DIRECTIONS FOR THIS TASK:
Print the listing as it stands, omitting all images.

DATA PROVIDED:
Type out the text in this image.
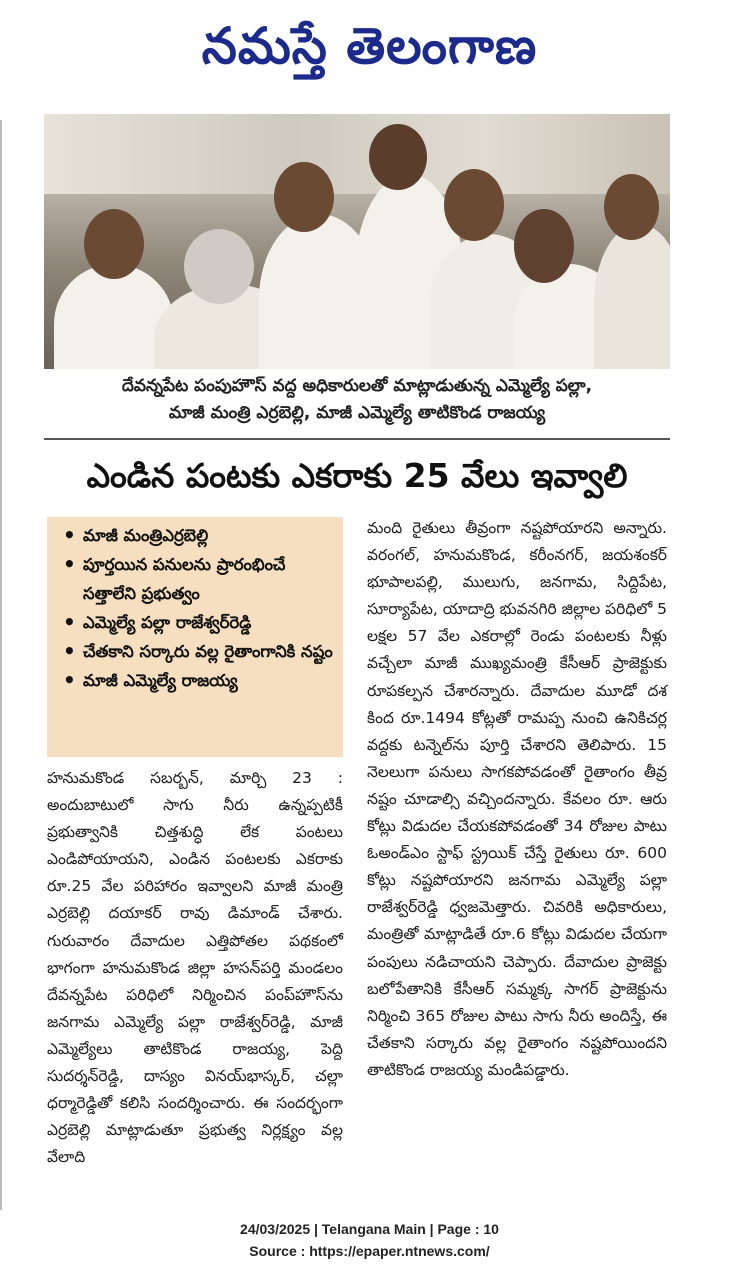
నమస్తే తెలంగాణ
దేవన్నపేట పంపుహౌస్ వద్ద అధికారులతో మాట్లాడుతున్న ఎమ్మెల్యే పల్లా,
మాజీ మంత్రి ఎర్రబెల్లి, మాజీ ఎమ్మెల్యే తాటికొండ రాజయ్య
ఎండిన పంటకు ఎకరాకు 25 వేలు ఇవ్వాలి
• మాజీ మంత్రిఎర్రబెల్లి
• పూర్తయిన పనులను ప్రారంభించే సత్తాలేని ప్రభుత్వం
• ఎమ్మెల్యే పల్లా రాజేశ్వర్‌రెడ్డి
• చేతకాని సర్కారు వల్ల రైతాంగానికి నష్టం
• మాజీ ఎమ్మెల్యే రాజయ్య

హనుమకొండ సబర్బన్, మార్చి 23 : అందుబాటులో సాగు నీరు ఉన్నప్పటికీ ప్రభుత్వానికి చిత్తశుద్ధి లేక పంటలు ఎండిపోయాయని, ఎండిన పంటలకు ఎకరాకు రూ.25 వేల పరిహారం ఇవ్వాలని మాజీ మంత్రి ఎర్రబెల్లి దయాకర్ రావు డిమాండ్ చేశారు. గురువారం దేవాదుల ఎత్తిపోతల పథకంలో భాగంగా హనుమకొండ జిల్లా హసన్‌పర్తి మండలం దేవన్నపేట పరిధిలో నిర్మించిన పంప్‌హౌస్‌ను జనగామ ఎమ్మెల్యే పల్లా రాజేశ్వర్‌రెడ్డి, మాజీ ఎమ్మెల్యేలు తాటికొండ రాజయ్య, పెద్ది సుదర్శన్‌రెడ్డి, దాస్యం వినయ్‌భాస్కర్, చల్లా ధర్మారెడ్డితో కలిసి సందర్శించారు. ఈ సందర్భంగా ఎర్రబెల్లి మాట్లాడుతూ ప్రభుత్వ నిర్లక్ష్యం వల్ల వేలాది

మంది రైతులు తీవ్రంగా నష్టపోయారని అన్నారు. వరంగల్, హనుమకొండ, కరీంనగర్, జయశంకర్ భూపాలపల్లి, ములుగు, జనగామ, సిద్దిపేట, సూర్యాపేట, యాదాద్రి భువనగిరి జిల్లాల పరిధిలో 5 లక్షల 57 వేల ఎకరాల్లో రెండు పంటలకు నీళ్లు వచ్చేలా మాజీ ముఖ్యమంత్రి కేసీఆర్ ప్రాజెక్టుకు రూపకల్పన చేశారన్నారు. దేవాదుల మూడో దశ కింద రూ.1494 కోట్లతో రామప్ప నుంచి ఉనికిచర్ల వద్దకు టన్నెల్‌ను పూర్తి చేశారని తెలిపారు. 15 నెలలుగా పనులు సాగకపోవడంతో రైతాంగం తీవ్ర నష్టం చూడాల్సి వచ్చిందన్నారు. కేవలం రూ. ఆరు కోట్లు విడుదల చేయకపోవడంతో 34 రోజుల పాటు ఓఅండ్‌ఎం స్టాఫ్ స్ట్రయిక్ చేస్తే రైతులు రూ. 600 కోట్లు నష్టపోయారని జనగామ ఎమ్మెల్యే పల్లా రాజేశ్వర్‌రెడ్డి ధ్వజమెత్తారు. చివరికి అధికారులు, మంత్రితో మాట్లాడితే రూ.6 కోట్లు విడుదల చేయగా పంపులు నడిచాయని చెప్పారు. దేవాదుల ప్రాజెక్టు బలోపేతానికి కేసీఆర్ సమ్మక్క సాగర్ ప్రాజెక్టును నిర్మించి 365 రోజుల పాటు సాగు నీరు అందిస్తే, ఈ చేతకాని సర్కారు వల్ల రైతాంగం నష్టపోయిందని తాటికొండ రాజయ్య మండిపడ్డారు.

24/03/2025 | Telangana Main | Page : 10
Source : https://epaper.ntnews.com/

COMPLETE OUTPUT:
Type out the text in this image.
నమస్తే తెలంగాణ
దేవన్నపేట పంపుహౌస్ వద్ద అధికారులతో మాట్లాడుతున్న ఎమ్మెల్యే పల్లా,
మాజీ మంత్రి ఎర్రబెల్లి, మాజీ ఎమ్మెల్యే తాటికొండ రాజయ్య
ఎండిన పంటకు ఎకరాకు 25 వేలు ఇవ్వాలి
• మాజీ మంత్రిఎర్రబెల్లి
• పూర్తయిన పనులను ప్రారంభించే సత్తాలేని ప్రభుత్వం
• ఎమ్మెల్యే పల్లా రాజేశ్వర్‌రెడ్డి
• చేతకాని సర్కారు వల్ల రైతాంగానికి నష్టం
• మాజీ ఎమ్మెల్యే రాజయ్య

హనుమకొండ సబర్బన్, మార్చి 23 : అందుబాటులో సాగు నీరు ఉన్నప్పటికీ ప్రభుత్వానికి చిత్తశుద్ధి లేక పంటలు ఎండిపోయాయని, ఎండిన పంటలకు ఎకరాకు రూ.25 వేల పరిహారం ఇవ్వాలని మాజీ మంత్రి ఎర్రబెల్లి దయాకర్ రావు డిమాండ్ చేశారు. గురువారం దేవాదుల ఎత్తిపోతల పథకంలో భాగంగా హనుమకొండ జిల్లా హసన్‌పర్తి మండలం దేవన్నపేట పరిధిలో నిర్మించిన పంప్‌హౌస్‌ను జనగామ ఎమ్మెల్యే పల్లా రాజేశ్వర్‌రెడ్డి, మాజీ ఎమ్మెల్యేలు తాటికొండ రాజయ్య, పెద్ది సుదర్శన్‌రెడ్డి, దాస్యం వినయ్‌భాస్కర్, చల్లా ధర్మారెడ్డితో కలిసి సందర్శించారు. ఈ సందర్భంగా ఎర్రబెల్లి మాట్లాడుతూ ప్రభుత్వ నిర్లక్ష్యం వల్ల వేలాది

మంది రైతులు తీవ్రంగా నష్టపోయారని అన్నారు. వరంగల్, హనుమకొండ, కరీంనగర్, జయశంకర్ భూపాలపల్లి, ములుగు, జనగామ, సిద్దిపేట, సూర్యాపేట, యాదాద్రి భువనగిరి జిల్లాల పరిధిలో 5 లక్షల 57 వేల ఎకరాల్లో రెండు పంటలకు నీళ్లు వచ్చేలా మాజీ ముఖ్యమంత్రి కేసీఆర్ ప్రాజెక్టుకు రూపకల్పన చేశారన్నారు. దేవాదుల మూడో దశ కింద రూ.1494 కోట్లతో రామప్ప నుంచి ఉనికిచర్ల వద్దకు టన్నెల్‌ను పూర్తి చేశారని తెలిపారు. 15 నెలలుగా పనులు సాగకపోవడంతో రైతాంగం తీవ్ర నష్టం చూడాల్సి వచ్చిందన్నారు. కేవలం రూ. ఆరు కోట్లు విడుదల చేయకపోవడంతో 34 రోజుల పాటు ఓఅండ్‌ఎం స్టాఫ్ స్ట్రయిక్ చేస్తే రైతులు రూ. 600 కోట్లు నష్టపోయారని జనగామ ఎమ్మెల్యే పల్లా రాజేశ్వర్‌రెడ్డి ధ్వజమెత్తారు. చివరికి అధికారులు, మంత్రితో మాట్లాడితే రూ.6 కోట్లు విడుదల చేయగా పంపులు నడిచాయని చెప్పారు. దేవాదుల ప్రాజెక్టు బలోపేతానికి కేసీఆర్ సమ్మక్క సాగర్ ప్రాజెక్టును నిర్మించి 365 రోజుల పాటు సాగు నీరు అందిస్తే, ఈ చేతకాని సర్కారు వల్ల రైతాంగం నష్టపోయిందని తాటికొండ రాజయ్య మండిపడ్డారు.

24/03/2025 | Telangana Main | Page : 10
Source : https://epaper.ntnews.com/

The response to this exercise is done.